So we concluded that onupdate= doesn't work with Posgresql and the only solution is to create a trigger?
server_onupdate does not work like you expect it. But onupdate does.
0

I believe that the accepted answer is for SQLAlchemy 1.4, and 2.0 has quite a different syntax, so I'm adding this answer for 2.x:

from typing import Optional
from datetime import datetime

from sqlalchemy import BigInteger, ForeignKey, Identity, text, Text, TIMESTAMP
from sqlalchemy.orm import Mapped, mapped_column
from sqlalchemy.dialects.postgresql import JSONB


class Post(Base):
    __tablename__ = "posts"
    
    id: Mapped[int] = mapped_column(
        BigInteger, Identity(always=True), primary_key=True
    )   
    user_id: Mapped[Optional[UUID]] = mapped_column(ForeignKey("users.id"))

How to complete this task
Continue the SQLAlchemy text on onupdate with PostgreSQL, extending its 2.x model code from the point where it stops.

Supplied data
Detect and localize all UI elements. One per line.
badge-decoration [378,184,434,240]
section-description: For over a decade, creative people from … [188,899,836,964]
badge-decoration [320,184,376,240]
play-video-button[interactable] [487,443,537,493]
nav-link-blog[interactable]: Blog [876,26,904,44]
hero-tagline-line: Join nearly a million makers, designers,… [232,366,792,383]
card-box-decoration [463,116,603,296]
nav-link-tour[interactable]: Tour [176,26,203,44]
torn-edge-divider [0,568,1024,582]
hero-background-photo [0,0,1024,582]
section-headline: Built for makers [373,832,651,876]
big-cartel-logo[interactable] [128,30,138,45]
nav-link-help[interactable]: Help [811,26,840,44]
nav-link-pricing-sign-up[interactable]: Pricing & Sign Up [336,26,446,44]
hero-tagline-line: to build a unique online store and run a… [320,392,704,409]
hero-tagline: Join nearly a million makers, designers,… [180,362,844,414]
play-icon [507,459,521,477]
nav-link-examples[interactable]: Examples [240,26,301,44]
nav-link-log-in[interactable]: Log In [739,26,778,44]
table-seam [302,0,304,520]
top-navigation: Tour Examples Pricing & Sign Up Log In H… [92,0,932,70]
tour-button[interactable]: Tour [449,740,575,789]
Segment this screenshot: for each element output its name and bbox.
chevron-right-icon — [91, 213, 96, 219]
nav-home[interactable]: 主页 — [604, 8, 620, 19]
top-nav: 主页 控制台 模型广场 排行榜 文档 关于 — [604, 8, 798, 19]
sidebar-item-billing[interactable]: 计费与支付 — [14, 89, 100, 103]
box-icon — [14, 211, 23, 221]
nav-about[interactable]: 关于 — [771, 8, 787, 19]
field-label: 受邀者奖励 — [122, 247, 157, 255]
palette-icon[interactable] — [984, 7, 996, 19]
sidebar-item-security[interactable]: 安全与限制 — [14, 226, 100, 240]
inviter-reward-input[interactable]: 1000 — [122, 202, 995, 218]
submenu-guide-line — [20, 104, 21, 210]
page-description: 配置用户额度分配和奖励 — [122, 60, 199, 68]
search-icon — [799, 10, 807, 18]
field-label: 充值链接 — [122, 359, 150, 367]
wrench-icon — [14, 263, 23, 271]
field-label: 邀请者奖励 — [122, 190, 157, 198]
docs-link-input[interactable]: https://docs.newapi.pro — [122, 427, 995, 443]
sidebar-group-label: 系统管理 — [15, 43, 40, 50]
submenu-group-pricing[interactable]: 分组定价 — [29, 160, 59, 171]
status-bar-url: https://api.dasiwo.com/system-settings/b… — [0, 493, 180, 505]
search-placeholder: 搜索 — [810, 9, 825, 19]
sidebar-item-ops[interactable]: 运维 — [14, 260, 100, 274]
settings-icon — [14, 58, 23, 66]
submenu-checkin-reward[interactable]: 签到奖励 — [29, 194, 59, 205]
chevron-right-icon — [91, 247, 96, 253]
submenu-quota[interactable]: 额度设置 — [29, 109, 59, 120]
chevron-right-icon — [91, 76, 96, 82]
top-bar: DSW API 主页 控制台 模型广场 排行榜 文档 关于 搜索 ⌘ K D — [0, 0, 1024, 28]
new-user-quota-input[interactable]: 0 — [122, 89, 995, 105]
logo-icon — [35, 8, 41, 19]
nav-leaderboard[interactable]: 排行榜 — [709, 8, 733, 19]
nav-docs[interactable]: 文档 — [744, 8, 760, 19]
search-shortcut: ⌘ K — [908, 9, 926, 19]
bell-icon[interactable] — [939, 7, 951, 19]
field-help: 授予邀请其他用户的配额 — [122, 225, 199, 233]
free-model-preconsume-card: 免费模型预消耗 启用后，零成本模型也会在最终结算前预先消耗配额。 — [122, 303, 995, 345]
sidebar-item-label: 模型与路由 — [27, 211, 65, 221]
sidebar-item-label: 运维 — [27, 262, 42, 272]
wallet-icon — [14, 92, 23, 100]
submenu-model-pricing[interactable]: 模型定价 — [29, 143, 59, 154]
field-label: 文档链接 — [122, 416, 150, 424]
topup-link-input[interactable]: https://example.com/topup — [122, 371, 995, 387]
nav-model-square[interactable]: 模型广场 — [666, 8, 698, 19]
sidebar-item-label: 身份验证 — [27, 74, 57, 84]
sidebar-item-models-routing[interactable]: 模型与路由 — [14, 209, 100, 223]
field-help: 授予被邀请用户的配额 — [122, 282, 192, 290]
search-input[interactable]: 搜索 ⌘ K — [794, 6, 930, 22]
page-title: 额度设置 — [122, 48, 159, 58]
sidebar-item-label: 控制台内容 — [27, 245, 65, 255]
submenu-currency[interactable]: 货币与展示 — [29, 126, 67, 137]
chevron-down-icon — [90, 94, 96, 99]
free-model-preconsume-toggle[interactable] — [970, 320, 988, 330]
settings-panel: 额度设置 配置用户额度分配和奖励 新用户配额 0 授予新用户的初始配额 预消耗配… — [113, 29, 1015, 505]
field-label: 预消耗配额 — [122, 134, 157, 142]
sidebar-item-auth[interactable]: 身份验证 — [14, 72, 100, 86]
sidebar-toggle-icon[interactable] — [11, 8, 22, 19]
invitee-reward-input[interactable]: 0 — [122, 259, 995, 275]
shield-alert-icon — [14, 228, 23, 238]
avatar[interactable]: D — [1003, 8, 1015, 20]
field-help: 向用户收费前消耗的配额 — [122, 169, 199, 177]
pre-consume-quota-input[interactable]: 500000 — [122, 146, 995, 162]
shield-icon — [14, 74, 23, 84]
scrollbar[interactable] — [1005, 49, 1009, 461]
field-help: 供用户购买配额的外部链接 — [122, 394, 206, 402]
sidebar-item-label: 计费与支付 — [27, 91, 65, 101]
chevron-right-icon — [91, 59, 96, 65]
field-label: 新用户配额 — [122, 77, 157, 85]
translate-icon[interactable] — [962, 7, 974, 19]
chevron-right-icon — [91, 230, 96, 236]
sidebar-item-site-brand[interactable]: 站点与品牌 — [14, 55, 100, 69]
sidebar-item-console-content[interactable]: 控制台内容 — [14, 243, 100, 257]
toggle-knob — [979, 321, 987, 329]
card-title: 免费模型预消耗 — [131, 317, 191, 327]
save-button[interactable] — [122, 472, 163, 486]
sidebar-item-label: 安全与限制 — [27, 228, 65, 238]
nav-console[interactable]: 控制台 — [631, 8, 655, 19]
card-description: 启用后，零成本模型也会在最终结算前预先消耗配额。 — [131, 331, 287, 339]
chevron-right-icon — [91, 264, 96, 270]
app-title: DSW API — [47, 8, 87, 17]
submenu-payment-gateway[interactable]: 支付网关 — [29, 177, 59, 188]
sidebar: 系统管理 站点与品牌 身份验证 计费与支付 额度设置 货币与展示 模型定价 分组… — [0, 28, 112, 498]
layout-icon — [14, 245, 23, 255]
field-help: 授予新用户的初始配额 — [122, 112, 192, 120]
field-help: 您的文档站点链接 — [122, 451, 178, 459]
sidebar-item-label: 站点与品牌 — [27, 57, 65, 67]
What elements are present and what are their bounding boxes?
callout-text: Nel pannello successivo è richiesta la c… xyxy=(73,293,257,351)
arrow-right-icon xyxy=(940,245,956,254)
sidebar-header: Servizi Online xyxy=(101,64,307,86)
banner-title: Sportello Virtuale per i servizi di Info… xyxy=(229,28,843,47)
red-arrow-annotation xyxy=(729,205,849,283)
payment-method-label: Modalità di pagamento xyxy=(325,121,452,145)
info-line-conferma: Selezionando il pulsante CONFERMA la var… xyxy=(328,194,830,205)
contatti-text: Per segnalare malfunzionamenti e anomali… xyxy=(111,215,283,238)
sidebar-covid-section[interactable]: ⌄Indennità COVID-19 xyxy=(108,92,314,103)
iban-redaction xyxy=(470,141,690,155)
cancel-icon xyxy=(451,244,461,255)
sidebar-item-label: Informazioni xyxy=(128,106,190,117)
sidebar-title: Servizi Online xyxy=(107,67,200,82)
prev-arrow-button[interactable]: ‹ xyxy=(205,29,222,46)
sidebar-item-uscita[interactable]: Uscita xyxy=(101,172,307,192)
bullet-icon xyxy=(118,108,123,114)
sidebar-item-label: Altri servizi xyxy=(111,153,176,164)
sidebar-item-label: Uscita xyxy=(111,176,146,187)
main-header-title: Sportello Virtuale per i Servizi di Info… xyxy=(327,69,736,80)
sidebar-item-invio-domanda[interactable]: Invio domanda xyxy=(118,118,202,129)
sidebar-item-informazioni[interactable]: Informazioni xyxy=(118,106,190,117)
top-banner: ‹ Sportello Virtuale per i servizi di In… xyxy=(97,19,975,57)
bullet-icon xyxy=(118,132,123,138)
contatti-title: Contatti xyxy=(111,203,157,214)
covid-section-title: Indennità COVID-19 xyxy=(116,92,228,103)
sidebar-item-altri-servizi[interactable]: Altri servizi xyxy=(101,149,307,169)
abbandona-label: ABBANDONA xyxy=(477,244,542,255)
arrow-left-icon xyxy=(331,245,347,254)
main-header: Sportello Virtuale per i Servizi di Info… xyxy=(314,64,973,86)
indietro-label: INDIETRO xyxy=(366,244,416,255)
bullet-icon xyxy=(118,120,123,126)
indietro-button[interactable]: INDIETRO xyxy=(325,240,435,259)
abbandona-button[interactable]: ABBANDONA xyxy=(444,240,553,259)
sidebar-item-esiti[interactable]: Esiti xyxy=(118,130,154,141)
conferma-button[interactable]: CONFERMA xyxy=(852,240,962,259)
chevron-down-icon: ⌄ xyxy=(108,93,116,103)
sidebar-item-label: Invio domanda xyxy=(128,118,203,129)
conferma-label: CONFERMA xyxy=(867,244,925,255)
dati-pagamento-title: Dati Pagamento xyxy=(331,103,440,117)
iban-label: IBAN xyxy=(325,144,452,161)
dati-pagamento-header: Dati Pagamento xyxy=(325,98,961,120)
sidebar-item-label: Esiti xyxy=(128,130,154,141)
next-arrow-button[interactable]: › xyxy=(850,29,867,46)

Expected answer
    title: Mapped[str] = mapped_column(Text, nullable=False)
    content: Mapped[str] = mapped_column(Text, nullable=False)
    cache: Mapped[Optional[dict]] = mapped_column(JSONB)
    created_at: Mapped[datetime] = mapped_column(
        TIMESTAMP(timezone=True),
        nullable=False,
        server_default=text("CURRENT_TIMESTAMP")
    )

Which produces ...

CREATE TABLE posts (
  id BIGINT GENERATED ALWAYS AS IDENTITY, 
  user_id UUID, 
  title TEXT NOT NULL, 
  content TEXT NOT NULL, 
  cache JSONB, 
  created_at TIMESTAMP WITH TIME ZONE DEFAULT CURRENT_TIMESTAMP NOT NULL, 
  PRIMARY KEY (id), 

And I believe this generally conforms to Postgres recommendations.